TO DO
Find the lines with the string "wskazówki" and return them.

Stored records
· · · · · · ·
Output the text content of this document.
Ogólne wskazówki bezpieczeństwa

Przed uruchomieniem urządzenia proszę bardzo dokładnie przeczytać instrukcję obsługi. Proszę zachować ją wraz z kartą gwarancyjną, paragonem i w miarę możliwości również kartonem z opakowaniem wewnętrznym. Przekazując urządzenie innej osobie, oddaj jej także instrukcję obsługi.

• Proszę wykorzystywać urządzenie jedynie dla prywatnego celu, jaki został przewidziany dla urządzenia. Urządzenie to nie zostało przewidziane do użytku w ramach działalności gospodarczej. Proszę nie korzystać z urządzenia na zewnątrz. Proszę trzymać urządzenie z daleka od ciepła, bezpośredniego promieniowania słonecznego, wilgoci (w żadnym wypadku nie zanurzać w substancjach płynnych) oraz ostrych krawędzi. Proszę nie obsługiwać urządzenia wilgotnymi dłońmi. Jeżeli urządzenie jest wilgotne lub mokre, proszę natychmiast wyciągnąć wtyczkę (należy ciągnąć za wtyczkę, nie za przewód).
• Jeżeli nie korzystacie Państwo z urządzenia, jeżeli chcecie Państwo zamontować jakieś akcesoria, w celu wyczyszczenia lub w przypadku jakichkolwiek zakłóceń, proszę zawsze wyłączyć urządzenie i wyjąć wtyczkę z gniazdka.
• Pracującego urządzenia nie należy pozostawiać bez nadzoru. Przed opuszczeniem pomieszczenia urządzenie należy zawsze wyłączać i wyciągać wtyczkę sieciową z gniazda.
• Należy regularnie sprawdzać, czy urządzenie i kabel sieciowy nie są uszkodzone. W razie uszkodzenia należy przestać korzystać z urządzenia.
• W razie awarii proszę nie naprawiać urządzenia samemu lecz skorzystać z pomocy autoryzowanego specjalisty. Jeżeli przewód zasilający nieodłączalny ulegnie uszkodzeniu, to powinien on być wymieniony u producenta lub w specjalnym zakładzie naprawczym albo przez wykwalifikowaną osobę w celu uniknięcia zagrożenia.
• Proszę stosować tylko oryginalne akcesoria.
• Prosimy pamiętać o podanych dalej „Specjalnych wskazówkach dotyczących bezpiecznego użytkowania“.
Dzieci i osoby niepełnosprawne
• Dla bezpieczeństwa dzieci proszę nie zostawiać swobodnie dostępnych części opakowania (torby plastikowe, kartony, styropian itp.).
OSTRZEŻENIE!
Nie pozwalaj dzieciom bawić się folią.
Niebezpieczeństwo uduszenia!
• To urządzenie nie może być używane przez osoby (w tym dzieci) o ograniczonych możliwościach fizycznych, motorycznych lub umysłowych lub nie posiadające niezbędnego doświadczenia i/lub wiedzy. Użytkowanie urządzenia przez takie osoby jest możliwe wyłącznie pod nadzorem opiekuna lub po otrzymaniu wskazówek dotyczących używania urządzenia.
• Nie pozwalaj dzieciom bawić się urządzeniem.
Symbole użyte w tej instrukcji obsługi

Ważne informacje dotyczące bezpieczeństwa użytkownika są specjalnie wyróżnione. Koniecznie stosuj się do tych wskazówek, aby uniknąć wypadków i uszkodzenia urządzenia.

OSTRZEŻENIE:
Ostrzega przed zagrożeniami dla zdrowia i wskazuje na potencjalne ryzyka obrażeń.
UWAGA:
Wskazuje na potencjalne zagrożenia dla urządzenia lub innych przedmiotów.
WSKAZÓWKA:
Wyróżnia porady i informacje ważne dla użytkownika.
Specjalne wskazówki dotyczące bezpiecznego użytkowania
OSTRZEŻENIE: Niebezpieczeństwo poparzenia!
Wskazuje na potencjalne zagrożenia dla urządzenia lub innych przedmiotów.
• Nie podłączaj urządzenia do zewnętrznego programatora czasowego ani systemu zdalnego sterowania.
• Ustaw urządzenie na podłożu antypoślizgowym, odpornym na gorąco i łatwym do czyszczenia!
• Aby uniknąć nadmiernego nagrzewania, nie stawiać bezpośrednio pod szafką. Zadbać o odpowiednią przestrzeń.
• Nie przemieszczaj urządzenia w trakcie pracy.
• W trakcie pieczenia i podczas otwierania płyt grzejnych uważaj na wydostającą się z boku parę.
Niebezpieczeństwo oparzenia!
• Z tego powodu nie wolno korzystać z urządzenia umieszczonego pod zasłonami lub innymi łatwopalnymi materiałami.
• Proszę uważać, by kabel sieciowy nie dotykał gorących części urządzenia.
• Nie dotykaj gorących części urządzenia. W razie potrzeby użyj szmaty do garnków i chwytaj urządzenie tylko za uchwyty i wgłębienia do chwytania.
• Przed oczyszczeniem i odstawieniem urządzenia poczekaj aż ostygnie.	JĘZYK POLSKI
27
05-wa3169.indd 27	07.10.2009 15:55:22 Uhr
· · · · · · ·
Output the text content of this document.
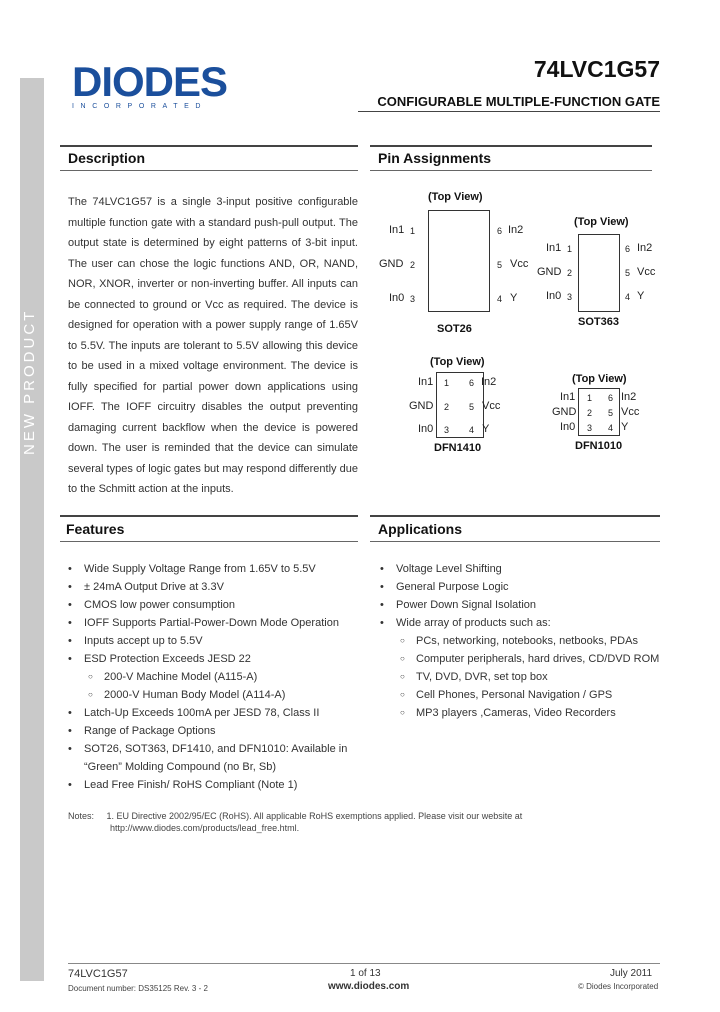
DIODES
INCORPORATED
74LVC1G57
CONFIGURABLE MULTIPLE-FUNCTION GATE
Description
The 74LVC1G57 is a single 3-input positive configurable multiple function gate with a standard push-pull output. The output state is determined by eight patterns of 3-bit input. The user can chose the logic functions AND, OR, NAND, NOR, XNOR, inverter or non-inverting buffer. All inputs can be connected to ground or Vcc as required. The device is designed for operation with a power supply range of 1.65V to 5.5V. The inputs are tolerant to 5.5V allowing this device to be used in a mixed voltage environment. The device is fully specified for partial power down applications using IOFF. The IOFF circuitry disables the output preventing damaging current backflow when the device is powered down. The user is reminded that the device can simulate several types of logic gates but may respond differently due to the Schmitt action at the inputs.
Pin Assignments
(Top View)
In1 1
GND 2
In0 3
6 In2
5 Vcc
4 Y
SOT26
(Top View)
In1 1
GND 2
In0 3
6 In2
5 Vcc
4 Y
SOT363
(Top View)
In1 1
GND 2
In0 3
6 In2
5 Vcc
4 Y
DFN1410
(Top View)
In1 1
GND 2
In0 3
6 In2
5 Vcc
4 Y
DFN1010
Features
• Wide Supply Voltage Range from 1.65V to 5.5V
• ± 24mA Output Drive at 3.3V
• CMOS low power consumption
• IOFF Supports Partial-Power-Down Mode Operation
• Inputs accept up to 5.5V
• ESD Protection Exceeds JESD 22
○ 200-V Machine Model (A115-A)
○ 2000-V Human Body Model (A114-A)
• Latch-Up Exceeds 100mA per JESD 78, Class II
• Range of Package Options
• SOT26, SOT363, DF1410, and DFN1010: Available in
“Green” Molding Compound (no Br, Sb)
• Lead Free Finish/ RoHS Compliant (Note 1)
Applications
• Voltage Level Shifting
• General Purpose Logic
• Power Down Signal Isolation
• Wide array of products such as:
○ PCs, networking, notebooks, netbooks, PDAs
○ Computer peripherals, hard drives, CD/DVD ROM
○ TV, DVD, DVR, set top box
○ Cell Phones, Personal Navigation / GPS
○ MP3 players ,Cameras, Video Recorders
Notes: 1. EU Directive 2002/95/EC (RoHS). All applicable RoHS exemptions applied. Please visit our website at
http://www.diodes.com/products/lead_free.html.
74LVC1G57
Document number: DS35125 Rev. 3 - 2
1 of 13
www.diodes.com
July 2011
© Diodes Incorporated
· · · · · · ·
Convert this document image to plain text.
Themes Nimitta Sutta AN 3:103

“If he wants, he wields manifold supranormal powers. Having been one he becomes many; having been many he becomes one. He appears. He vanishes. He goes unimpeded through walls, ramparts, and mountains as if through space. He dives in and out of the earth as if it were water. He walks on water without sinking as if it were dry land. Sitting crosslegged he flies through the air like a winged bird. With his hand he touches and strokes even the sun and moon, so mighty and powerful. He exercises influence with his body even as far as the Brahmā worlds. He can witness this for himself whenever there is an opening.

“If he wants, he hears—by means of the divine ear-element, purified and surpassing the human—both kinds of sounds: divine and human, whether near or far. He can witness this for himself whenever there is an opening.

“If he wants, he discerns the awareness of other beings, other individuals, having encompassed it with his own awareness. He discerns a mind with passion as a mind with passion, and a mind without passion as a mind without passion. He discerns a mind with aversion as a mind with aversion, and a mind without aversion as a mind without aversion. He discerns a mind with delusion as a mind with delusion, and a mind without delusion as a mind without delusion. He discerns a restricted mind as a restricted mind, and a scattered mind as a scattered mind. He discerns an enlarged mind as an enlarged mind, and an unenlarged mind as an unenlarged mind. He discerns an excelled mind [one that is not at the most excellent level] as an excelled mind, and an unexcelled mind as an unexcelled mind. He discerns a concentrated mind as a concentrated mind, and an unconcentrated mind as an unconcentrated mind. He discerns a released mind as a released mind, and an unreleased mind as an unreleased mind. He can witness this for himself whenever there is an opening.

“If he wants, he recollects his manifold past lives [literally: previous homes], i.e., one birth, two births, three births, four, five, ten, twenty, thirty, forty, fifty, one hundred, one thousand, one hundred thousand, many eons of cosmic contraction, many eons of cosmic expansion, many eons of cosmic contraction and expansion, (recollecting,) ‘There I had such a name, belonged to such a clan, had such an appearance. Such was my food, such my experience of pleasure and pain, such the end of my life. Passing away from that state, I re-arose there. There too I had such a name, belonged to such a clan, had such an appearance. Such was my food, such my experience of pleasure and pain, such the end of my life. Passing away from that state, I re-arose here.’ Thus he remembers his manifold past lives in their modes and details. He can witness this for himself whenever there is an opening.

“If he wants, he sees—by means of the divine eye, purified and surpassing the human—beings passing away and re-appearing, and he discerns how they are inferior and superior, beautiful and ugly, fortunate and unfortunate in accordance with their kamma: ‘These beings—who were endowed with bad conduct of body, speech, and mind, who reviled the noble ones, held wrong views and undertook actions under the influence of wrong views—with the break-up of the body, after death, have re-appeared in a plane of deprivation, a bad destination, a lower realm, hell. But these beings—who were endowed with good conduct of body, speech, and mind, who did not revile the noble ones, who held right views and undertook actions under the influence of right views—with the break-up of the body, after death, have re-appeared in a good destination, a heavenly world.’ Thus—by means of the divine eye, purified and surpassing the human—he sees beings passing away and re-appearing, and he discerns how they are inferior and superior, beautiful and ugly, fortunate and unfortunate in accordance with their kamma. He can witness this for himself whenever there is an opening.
· · · · · · ·
EXPECTED ANSWER
Ogólne wskazówki bezpieczeństwa
Specjalne wskazówki dotyczące bezpiecznego użytkowania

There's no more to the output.